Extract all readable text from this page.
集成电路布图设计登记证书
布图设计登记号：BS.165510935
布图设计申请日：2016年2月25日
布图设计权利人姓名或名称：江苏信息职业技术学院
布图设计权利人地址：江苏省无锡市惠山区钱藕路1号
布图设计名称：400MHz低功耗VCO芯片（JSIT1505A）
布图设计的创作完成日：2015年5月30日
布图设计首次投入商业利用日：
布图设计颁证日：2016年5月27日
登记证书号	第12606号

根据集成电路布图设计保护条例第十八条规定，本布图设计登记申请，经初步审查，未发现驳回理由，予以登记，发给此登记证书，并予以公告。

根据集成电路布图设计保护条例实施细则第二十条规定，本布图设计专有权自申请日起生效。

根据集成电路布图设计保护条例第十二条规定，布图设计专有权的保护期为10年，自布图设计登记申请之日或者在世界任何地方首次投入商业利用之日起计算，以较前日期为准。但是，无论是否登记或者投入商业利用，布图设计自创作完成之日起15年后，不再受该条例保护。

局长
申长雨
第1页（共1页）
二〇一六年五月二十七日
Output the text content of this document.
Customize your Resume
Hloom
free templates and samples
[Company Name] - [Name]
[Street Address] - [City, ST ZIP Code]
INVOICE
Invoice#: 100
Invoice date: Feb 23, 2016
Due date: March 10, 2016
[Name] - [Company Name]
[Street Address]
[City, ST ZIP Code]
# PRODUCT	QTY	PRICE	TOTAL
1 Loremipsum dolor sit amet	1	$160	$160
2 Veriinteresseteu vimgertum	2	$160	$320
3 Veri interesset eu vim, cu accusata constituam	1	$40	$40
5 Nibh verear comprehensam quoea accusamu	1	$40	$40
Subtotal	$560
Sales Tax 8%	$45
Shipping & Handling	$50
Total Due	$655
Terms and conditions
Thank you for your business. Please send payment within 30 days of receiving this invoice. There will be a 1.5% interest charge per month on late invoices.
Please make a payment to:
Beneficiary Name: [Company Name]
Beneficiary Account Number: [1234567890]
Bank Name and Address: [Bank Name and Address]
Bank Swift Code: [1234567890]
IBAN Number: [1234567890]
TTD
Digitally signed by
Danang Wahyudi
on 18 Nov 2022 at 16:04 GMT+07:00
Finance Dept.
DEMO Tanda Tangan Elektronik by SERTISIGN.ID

....

Pull out every line above that holds the word "City".

SOLUTION TO THIS PROBLEM:
[Street Address] - [City, ST ZIP Code]
[City, ST ZIP Code]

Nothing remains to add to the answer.